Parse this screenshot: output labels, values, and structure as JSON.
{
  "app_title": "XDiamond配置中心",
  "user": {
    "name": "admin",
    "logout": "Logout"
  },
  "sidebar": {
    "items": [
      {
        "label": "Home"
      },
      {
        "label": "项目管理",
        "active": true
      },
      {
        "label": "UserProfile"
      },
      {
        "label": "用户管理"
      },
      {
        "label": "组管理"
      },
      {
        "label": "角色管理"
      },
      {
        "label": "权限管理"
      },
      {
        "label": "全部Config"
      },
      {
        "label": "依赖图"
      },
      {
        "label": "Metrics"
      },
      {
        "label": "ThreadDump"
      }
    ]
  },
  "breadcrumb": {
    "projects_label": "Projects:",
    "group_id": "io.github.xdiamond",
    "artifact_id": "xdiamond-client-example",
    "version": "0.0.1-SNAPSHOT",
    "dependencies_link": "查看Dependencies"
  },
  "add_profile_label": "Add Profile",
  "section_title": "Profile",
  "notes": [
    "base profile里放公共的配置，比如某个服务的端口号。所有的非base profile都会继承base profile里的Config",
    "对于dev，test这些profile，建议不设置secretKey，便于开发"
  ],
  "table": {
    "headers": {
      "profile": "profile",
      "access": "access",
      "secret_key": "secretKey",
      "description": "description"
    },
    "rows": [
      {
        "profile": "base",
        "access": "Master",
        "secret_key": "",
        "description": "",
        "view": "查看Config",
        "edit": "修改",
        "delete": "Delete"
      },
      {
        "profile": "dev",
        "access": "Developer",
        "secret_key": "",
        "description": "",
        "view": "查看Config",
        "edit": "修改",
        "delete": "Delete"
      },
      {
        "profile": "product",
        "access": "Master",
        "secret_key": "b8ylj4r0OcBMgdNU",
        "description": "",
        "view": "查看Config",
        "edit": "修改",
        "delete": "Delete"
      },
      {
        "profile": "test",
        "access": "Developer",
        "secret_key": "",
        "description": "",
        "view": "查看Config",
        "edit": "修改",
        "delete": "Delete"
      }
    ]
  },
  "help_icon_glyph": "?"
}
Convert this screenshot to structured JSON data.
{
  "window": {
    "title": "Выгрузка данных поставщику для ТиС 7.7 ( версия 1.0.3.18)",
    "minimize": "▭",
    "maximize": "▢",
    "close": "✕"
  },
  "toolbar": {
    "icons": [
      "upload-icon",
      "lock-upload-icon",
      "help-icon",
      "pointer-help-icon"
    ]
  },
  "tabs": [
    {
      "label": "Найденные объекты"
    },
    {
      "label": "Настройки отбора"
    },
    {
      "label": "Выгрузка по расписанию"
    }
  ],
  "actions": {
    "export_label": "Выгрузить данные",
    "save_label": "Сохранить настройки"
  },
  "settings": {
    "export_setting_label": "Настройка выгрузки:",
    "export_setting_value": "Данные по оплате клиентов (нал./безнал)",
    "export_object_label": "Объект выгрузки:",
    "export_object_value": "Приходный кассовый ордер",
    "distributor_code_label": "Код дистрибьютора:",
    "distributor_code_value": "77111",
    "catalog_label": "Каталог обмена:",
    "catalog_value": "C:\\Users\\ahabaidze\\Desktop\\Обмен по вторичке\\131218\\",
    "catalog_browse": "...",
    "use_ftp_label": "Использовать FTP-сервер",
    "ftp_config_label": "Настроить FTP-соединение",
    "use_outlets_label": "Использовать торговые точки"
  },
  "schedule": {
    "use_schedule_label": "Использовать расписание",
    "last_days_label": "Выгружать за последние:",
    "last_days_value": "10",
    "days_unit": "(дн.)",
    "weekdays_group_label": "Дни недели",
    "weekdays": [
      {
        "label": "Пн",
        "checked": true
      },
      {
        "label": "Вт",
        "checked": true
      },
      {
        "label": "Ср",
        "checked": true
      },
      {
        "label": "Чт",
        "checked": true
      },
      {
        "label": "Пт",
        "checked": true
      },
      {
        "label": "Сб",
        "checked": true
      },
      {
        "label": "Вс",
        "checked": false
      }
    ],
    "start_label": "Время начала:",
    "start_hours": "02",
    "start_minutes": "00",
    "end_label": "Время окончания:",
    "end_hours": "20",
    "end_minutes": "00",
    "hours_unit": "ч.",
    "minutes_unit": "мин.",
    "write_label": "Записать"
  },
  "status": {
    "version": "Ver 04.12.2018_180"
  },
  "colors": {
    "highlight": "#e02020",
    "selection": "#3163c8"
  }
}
----
» Task directions
Produce an exact copy of all the records.

» Answer to this task
Parse this screenshot: output labels, values, and structure as JSON.
{
  "app_title": "XDiamond配置中心",
  "user": {
    "name": "admin",
    "logout": "Logout"
  },
  "sidebar": {
    "items": [
      {
        "label": "Home"
      },
      {
        "label": "项目管理",
        "active": true
      },
      {
        "label": "UserProfile"
      },
      {
        "label": "用户管理"
      },
      {
        "label": "组管理"
      },
      {
        "label": "角色管理"
      },
      {
        "label": "权限管理"
      },
      {
        "label": "全部Config"
      },
      {
        "label": "依赖图"
      },
      {
        "label": "Metrics"
      },
      {
        "label": "ThreadDump"
      }
    ]
  },
  "breadcrumb": {
    "projects_label": "Projects:",
    "group_id": "io.github.xdiamond",
    "artifact_id": "xdiamond-client-example",
    "version": "0.0.1-SNAPSHOT",
    "dependencies_link": "查看Dependencies"
  },
  "add_profile_label": "Add Profile",
  "section_title": "Profile",
  "notes": [
    "base profile里放公共的配置，比如某个服务的端口号。所有的非base profile都会继承base profile里的Config",
    "对于dev，test这些profile，建议不设置secretKey，便于开发"
  ],
  "table": {
    "headers": {
      "profile": "profile",
      "access": "access",
      "secret_key": "secretKey",
      "description": "description"
    },
    "rows": [
      {
        "profile": "base",
        "access": "Master",
        "secret_key": "",
        "description": "",
        "view": "查看Config",
        "edit": "修改",
        "delete": "Delete"
      },
      {
        "profile": "dev",
        "access": "Developer",
        "secret_key": "",
        "description": "",
        "view": "查看Config",
        "edit": "修改",
        "delete": "Delete"
      },
      {
        "profile": "product",
        "access": "Master",
        "secret_key": "b8ylj4r0OcBMgdNU",
        "description": "",
        "view": "查看Config",
        "edit": "修改",
        "delete": "Delete"
      },
      {
        "profile": "test",
        "access": "Developer",
        "secret_key": "",
        "description": "",
        "view": "查看Config",
        "edit": "修改",
        "delete": "Delete"
      }
    ]
  },
  "help_icon_glyph": "?"
}
Convert this screenshot to structured JSON data.
{
  "window": {
    "title": "Выгрузка данных поставщику для ТиС 7.7 ( версия 1.0.3.18)",
    "minimize": "▭",
    "maximize": "▢",
    "close": "✕"
  },
  "toolbar": {
    "icons": [
      "upload-icon",
      "lock-upload-icon",
      "help-icon",
      "pointer-help-icon"
    ]
  },
  "tabs": [
    {
      "label": "Найденные объекты"
    },
    {
      "label": "Настройки отбора"
    },
    {
      "label": "Выгрузка по расписанию"
    }
  ],
  "actions": {
    "export_label": "Выгрузить данные",
    "save_label": "Сохранить настройки"
  },
  "settings": {
    "export_setting_label": "Настройка выгрузки:",
    "export_setting_value": "Данные по оплате клиентов (нал./безнал)",
    "export_object_label": "Объект выгрузки:",
    "export_object_value": "Приходный кассовый ордер",
    "distributor_code_label": "Код дистрибьютора:",
    "distributor_code_value": "77111",
    "catalog_label": "Каталог обмена:",
    "catalog_value": "C:\\Users\\ahabaidze\\Desktop\\Обмен по вторичке\\131218\\",
    "catalog_browse": "...",
    "use_ftp_label": "Использовать FTP-сервер",
    "ftp_config_label": "Настроить FTP-соединение",
    "use_outlets_label": "Использовать торговые точки"
  },
  "schedule": {
    "use_schedule_label": "Использовать расписание",
    "last_days_label": "Выгружать за последние:",
    "last_days_value": "10",
    "days_unit": "(дн.)",
    "weekdays_group_label": "Дни недели",
    "weekdays": [
      {
        "label": "Пн",
        "checked": true
      },
      {
        "label": "Вт",
        "checked": true
      },
      {
        "label": "Ср",
        "checked": true
      },
      {
        "label": "Чт",
        "checked": true
      },
      {
        "label": "Пт",
        "checked": true
      },
      {
        "label": "Сб",
        "checked": true
      },
      {
        "label": "Вс",
        "checked": false
      }
    ],
    "start_label": "Время начала:",
    "start_hours": "02",
    "start_minutes": "00",
    "end_label": "Время окончания:",
    "end_hours": "20",
    "end_minutes": "00",
    "hours_unit": "ч.",
    "minutes_unit": "мин.",
    "write_label": "Записать"
  },
  "status": {
    "version": "Ver 04.12.2018_180"
  },
  "colors": {
    "highlight": "#e02020",
    "selection": "#3163c8"
  }
}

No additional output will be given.